## Problem description
Every line below that includes "nuestras" counts toward the total. Report that total alone.

## Source records
* start *
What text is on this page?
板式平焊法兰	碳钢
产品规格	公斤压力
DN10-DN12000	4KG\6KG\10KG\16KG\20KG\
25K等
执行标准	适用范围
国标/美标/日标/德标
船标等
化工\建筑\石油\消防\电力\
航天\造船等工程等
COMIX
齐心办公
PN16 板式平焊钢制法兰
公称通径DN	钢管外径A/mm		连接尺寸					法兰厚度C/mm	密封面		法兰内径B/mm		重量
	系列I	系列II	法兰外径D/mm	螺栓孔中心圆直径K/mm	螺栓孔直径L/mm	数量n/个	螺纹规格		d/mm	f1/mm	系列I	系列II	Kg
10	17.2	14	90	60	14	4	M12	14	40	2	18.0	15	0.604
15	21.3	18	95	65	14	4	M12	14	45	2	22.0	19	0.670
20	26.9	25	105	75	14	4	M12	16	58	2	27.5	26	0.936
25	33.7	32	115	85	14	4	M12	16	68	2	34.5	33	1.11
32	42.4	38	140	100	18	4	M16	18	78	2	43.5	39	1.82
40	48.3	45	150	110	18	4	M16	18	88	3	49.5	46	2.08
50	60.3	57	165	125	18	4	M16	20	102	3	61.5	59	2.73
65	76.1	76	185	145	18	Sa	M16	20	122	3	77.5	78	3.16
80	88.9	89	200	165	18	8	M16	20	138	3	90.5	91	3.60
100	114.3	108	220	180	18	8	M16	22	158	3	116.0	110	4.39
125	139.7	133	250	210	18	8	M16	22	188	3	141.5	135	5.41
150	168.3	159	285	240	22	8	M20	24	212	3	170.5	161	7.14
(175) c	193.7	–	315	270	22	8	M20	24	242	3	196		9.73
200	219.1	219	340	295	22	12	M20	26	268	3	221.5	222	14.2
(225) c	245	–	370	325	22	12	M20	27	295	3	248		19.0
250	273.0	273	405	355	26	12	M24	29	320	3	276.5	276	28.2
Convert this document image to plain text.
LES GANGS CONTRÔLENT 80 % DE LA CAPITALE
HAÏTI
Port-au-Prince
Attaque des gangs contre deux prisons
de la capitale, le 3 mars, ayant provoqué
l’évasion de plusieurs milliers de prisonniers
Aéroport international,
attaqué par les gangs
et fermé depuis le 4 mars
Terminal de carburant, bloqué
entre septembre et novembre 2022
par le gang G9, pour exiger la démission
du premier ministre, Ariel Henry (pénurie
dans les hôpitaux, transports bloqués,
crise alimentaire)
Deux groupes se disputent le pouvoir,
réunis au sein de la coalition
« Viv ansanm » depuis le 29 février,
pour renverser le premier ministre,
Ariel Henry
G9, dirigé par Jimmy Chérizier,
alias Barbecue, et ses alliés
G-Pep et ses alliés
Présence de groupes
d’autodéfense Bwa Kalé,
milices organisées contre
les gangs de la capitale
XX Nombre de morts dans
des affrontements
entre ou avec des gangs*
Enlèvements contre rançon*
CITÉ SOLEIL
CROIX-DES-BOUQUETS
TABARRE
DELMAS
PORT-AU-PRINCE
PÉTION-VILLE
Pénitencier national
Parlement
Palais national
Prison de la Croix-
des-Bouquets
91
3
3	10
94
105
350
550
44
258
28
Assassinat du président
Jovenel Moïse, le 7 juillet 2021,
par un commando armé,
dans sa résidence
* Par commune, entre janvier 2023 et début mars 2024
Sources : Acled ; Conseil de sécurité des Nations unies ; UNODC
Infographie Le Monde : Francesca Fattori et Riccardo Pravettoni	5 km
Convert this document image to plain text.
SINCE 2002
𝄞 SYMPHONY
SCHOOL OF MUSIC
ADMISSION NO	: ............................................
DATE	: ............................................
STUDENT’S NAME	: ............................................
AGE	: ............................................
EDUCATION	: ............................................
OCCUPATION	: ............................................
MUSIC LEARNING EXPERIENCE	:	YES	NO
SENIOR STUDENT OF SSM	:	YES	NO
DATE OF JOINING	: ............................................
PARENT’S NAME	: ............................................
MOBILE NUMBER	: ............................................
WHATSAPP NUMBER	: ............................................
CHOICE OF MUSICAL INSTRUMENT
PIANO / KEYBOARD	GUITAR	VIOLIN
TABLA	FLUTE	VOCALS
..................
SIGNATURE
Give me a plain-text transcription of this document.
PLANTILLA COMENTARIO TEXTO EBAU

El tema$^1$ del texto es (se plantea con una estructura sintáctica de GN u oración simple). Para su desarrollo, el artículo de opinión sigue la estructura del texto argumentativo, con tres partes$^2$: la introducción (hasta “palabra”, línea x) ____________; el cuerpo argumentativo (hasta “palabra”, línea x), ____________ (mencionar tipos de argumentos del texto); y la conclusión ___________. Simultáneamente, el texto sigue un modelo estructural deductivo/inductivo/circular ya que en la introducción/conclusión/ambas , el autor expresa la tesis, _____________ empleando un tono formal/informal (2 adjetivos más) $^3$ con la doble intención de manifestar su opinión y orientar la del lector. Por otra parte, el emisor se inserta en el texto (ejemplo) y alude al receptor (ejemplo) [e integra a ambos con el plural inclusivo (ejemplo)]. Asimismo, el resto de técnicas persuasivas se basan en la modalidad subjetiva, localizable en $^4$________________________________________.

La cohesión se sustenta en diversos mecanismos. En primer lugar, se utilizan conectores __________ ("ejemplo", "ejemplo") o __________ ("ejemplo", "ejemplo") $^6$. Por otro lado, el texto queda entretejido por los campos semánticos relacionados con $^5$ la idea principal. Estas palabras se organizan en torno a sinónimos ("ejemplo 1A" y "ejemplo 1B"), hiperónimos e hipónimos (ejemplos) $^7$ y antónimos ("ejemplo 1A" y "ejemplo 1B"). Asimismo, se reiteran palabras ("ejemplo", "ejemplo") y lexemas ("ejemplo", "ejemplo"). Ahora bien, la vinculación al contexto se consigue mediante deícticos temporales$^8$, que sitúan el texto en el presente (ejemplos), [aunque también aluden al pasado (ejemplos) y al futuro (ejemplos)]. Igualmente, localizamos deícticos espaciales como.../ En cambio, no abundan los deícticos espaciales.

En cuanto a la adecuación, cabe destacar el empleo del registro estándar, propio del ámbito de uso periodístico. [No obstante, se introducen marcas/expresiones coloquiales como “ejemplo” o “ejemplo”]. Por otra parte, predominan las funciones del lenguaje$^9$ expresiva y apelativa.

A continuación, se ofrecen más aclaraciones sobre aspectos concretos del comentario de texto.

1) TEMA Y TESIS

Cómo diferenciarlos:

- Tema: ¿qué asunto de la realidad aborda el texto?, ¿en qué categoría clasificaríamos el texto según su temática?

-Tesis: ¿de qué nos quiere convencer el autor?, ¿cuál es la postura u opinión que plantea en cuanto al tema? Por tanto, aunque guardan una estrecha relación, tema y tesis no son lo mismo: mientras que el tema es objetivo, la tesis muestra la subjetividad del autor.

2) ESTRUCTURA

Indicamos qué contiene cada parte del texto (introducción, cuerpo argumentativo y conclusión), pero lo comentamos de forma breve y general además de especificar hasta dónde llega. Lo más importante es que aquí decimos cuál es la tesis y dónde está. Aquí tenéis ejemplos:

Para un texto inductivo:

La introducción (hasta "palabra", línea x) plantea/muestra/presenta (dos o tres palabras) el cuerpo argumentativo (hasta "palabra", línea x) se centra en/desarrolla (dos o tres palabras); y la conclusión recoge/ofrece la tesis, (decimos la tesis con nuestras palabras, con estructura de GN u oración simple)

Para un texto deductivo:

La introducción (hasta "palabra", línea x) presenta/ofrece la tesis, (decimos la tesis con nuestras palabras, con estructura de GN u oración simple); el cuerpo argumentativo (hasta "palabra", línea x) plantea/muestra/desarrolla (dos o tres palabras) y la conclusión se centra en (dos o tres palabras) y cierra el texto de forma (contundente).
* end *
## Final result
2